Three questions about signed/unsigned type representations

R

Rade

Following a discussion on another thread here... I have tried to understand
what is actually standardized in C++ regarding the representing of integers
(signed and unsigned) and their conversions. The reference should be 3.9.1
(Fundamental types), and 4.7 (Integral conversions).

It seems to me that the Standard doesn't specify:

1) The "value representation" of any of these types, except that (3.9.1/3)
"... The range of nonnegative values of a signed integer type is a subrange
of the corresponding unsigned integer type, and the value representation of
each corresponding signed/unsigned type shall be the same."

2) The conversion from an unsigned type to a signed type when the signed
type can't represent the value.

I have three questions:

1) The cited sentence from 3.9.1/3 is not clear to me. How, for example, the
value representation for int and unsigned int can be the same as they have
different sets of values? Shouldn't this sentence be restricted just to
representations of these values that are common to both types (i.e.

Supplied entries
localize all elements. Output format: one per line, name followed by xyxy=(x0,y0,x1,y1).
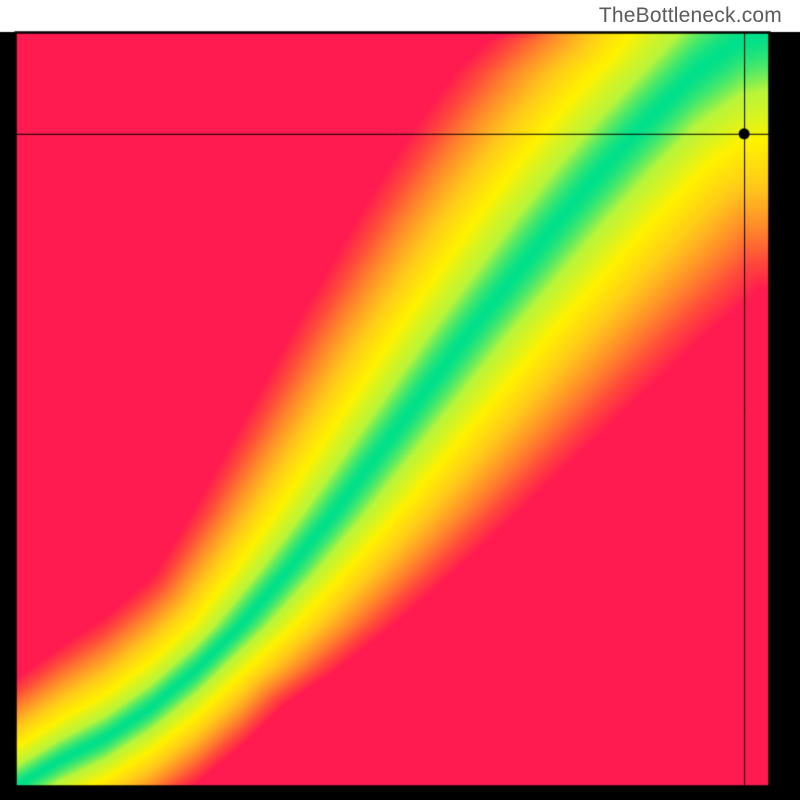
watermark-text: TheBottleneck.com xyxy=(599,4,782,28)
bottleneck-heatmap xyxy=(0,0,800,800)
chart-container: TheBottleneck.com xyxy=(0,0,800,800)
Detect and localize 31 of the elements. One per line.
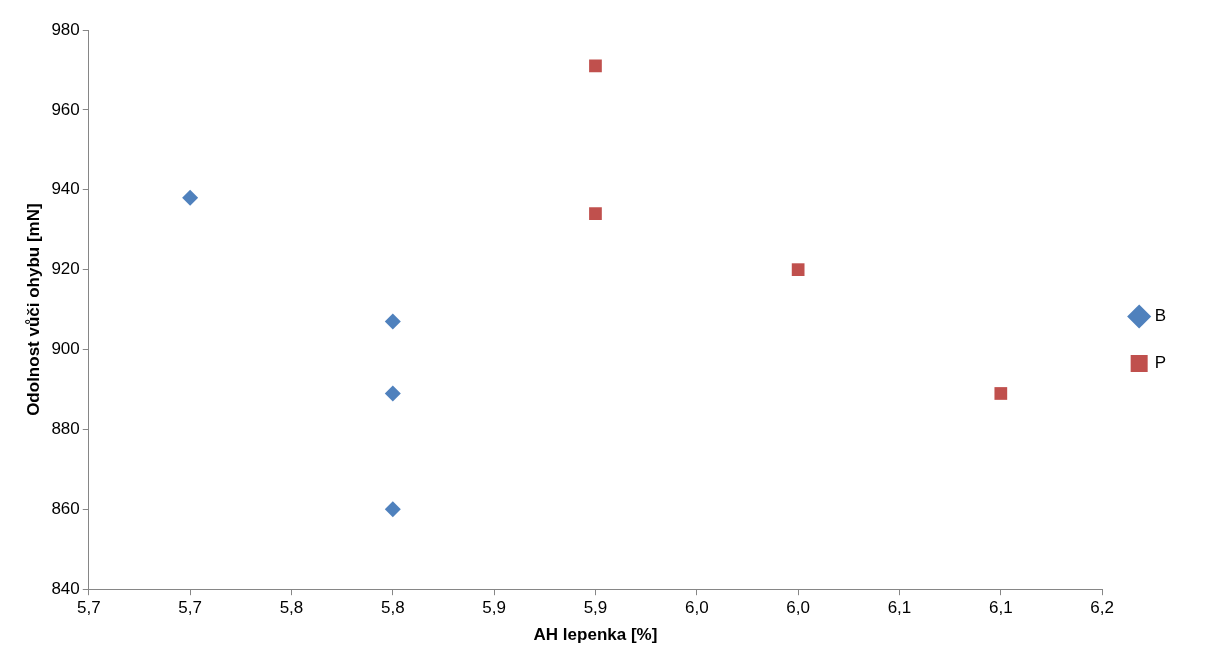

Set of tasks
(A) In the thread on signed/unsigned type representations, which two sections of the C++ Standard does the poster give as the reference?
(B) Reproduce everything in the thread from "1) The cited" down to "both types (i.e.".
Answer using only the thread.

Solutions to the problems
(A) 3.9.1 (Fundamental types) and 4.7 (Integral conversions).

(B)
1) The cited sentence from 3.9.1/3 is not clear to me. How, for example, the
value representation for int and unsigned int can be the same as they have
different sets of values? Shouldn't this sentence be restricted just to
representations of these values that are common to both types (i.e.